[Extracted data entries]
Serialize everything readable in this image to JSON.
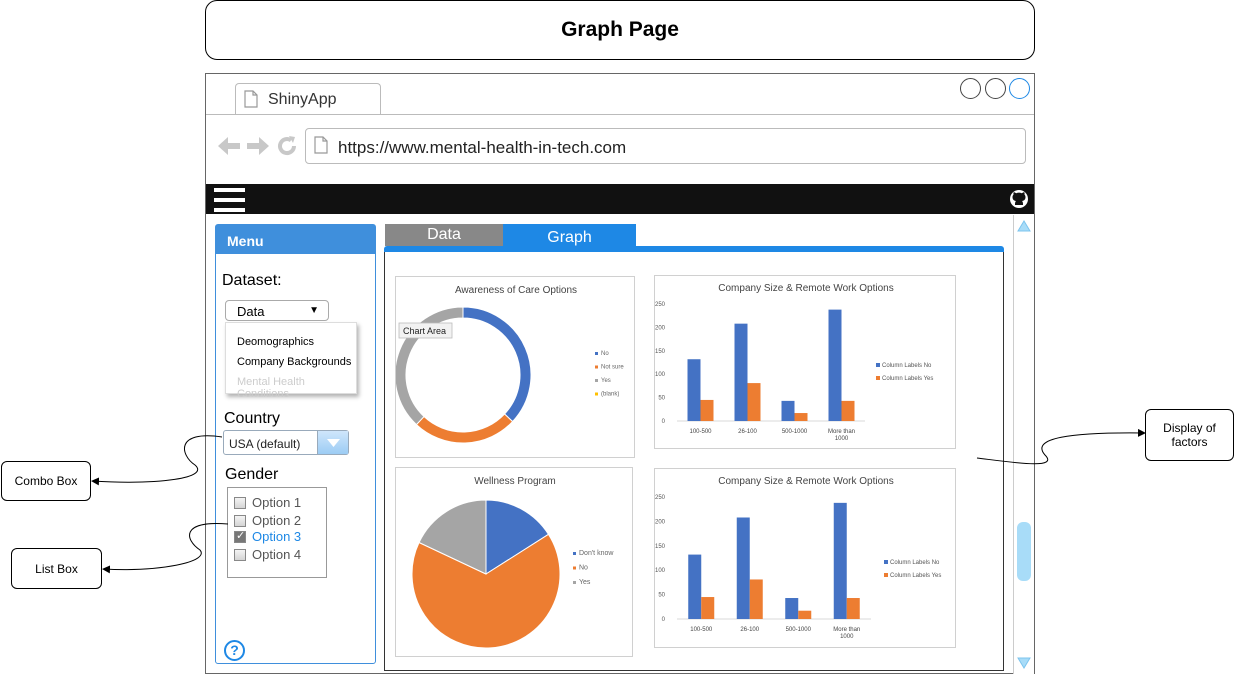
{
  "page_title": "Graph Page",
  "browser": {
    "tab_title": "ShinyApp",
    "url": "https://www.mental-health-in-tech.com"
  },
  "sidebar": {
    "title": "Menu",
    "dataset": {
      "label": "Dataset:",
      "selected": "Data",
      "options": [
        "Deomographics",
        "Company Backgrounds",
        "Mental Health Conditions"
      ]
    },
    "country": {
      "label": "Country",
      "selected": "USA (default)"
    },
    "gender": {
      "label": "Gender",
      "options": [
        {
          "label": "Option 1",
          "checked": false
        },
        {
          "label": "Option 2",
          "checked": false
        },
        {
          "label": "Option 3",
          "checked": true
        },
        {
          "label": "Option 4",
          "checked": false
        }
      ]
    }
  },
  "tabs": [
    {
      "label": "Data",
      "active": false
    },
    {
      "label": "Graph",
      "active": true
    }
  ],
  "annotations": {
    "combo_box": "Combo Box",
    "list_box": "List Box",
    "display_line1": "Display of",
    "display_line2": "factors"
  },
  "colors": {
    "blue": "#4472c4",
    "orange": "#ed7d31",
    "gray": "#a5a5a5",
    "yellow": "#ffc000",
    "accent": "#1e88e5"
  },
  "chart_data": [
    {
      "type": "pie",
      "donut": true,
      "title": "Awareness of Care Options",
      "tooltip": "Chart Area",
      "categories": [
        "No",
        "Not sure",
        "Yes",
        "(blank)"
      ],
      "values": [
        37,
        25,
        38,
        0
      ],
      "legend": "right"
    },
    {
      "type": "bar",
      "title": "Company Size & Remote Work Options",
      "categories": [
        "100-500",
        "26-100",
        "500-1000",
        "More than 1000"
      ],
      "series": [
        {
          "name": "Column Labels No",
          "values": [
            132,
            208,
            43,
            238
          ]
        },
        {
          "name": "Column Labels Yes",
          "values": [
            45,
            81,
            17,
            43
          ]
        }
      ],
      "yticks": [
        0,
        50,
        100,
        150,
        200,
        250
      ],
      "ylim": [
        0,
        250
      ],
      "legend": "right"
    },
    {
      "type": "pie",
      "title": "Wellness Program",
      "categories": [
        "Don't know",
        "No",
        "Yes"
      ],
      "values": [
        16,
        66,
        18
      ],
      "legend": "right"
    },
    {
      "type": "bar",
      "title": "Company Size & Remote Work Options",
      "categories": [
        "100-500",
        "26-100",
        "500-1000",
        "More than 1000"
      ],
      "series": [
        {
          "name": "Column Labels No",
          "values": [
            132,
            208,
            43,
            238
          ]
        },
        {
          "name": "Column Labels Yes",
          "values": [
            45,
            81,
            17,
            43
          ]
        }
      ],
      "yticks": [
        0,
        50,
        100,
        150,
        200,
        250
      ],
      "ylim": [
        0,
        250
      ],
      "legend": "right"
    }
  ]
}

### Prompt
Retype every entry verbatim and exclude the pictures from the copy.

### Solution to the exercise
Serialize everything readable in this image to JSON.
{
  "page_title": "Graph Page",
  "browser": {
    "tab_title": "ShinyApp",
    "url": "https://www.mental-health-in-tech.com"
  },
  "sidebar": {
    "title": "Menu",
    "dataset": {
      "label": "Dataset:",
      "selected": "Data",
      "options": [
        "Deomographics",
        "Company Backgrounds",
        "Mental Health Conditions"
      ]
    },
    "country": {
      "label": "Country",
      "selected": "USA (default)"
    },
    "gender": {
      "label": "Gender",
      "options": [
        {
          "label": "Option 1",
          "checked": false
        },
        {
          "label": "Option 2",
          "checked": false
        },
        {
          "label": "Option 3",
          "checked": true
        },
        {
          "label": "Option 4",
          "checked": false
        }
      ]
    }
  },
  "tabs": [
    {
      "label": "Data",
      "active": false
    },
    {
      "label": "Graph",
      "active": true
    }
  ],
  "annotations": {
    "combo_box": "Combo Box",
    "list_box": "List Box",
    "display_line1": "Display of",
    "display_line2": "factors"
  },
  "colors": {
    "blue": "#4472c4",
    "orange": "#ed7d31",
    "gray": "#a5a5a5",
    "yellow": "#ffc000",
    "accent": "#1e88e5"
  },
  "chart_data": [
    {
      "type": "pie",
      "donut": true,
      "title": "Awareness of Care Options",
      "tooltip": "Chart Area",
      "categories": [
        "No",
        "Not sure",
        "Yes",
        "(blank)"
      ],
      "values": [
        37,
        25,
        38,
        0
      ],
      "legend": "right"
    },
    {
      "type": "bar",
      "title": "Company Size & Remote Work Options",
      "categories": [
        "100-500",
        "26-100",
        "500-1000",
        "More than 1000"
      ],
      "series": [
        {
          "name": "Column Labels No",
          "values": [
            132,
            208,
            43,
            238
          ]
        },
        {
          "name": "Column Labels Yes",
          "values": [
            45,
            81,
            17,
            43
          ]
        }
      ],
      "yticks": [
        0,
        50,
        100,
        150,
        200,
        250
      ],
      "ylim": [
        0,
        250
      ],
      "legend": "right"
    },
    {
      "type": "pie",
      "title": "Wellness Program",
      "categories": [
        "Don't know",
        "No",
        "Yes"
      ],
      "values": [
        16,
        66,
        18
      ],
      "legend": "right"
    },
    {
      "type": "bar",
      "title": "Company Size & Remote Work Options",
      "categories": [
        "100-500",
        "26-100",
        "500-1000",
        "More than 1000"
      ],
      "series": [
        {
          "name": "Column Labels No",
          "values": [
            132,
            208,
            43,
            238
          ]
        },
        {
          "name": "Column Labels Yes",
          "values": [
            45,
            81,
            17,
            43
          ]
        }
      ],
      "yticks": [
        0,
        50,
        100,
        150,
        200,
        250
      ],
      "ylim": [
        0,
        250
      ],
      "legend": "right"
    }
  ]
}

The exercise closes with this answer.